# Short problem:
Collect all lines containing the word "left" from the data.
== == ==
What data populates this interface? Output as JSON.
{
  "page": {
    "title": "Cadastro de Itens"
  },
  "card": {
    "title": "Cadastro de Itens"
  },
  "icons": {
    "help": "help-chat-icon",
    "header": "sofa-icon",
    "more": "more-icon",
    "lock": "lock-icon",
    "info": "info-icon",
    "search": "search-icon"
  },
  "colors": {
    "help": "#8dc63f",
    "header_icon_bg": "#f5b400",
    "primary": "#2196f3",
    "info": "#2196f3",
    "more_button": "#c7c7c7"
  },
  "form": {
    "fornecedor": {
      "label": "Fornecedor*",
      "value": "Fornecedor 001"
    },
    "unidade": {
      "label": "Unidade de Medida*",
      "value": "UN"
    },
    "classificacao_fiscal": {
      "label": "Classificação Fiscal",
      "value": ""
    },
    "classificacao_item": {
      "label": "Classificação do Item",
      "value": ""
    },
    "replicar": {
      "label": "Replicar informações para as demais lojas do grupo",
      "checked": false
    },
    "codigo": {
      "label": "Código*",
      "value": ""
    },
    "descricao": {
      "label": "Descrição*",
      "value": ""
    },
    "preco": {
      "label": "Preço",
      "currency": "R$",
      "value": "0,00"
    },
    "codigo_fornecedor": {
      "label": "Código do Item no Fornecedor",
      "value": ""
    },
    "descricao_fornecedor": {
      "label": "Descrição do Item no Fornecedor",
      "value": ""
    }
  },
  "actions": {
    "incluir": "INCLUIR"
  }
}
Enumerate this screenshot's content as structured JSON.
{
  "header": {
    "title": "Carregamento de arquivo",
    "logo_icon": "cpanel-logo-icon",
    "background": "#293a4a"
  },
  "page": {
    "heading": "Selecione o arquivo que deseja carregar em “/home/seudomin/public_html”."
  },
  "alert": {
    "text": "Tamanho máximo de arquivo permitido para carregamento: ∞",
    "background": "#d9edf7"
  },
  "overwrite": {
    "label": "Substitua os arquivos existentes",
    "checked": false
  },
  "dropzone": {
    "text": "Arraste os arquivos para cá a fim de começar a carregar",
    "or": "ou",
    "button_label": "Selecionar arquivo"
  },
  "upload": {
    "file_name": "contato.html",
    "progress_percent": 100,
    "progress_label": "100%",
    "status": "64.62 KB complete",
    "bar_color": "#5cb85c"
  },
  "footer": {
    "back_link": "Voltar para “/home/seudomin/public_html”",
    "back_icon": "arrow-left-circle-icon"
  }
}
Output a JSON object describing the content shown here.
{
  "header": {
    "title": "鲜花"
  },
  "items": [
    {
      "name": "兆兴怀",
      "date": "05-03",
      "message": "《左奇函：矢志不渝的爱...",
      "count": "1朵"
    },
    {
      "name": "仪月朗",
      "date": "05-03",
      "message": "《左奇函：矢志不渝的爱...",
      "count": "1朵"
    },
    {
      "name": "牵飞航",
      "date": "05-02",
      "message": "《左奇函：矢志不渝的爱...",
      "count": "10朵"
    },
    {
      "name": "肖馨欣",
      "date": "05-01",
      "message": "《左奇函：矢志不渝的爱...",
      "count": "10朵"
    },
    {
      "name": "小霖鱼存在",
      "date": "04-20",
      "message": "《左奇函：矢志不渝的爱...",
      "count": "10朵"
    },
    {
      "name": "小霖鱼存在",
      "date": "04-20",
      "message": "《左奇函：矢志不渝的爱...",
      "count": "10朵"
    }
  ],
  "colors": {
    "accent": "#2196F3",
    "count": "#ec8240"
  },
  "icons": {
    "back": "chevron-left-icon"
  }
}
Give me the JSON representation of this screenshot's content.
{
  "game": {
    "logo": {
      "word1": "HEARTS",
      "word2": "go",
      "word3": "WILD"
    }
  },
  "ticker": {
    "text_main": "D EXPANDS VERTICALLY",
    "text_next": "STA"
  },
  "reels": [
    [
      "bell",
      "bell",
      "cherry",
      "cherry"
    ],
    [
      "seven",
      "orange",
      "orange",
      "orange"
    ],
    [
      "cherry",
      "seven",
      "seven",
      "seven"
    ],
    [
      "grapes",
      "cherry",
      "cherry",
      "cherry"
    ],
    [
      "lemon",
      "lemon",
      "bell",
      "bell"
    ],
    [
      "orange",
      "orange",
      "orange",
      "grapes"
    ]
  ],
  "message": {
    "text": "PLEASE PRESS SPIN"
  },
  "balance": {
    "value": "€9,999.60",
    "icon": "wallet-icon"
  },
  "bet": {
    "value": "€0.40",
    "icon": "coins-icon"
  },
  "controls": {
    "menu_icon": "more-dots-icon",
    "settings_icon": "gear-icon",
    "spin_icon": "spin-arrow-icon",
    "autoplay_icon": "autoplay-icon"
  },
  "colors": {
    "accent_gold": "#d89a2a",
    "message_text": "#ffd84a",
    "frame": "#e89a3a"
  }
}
== == ==
# Written response:
    "back_icon": "arrow-left-circle-icon"
    "back": "chevron-left-icon"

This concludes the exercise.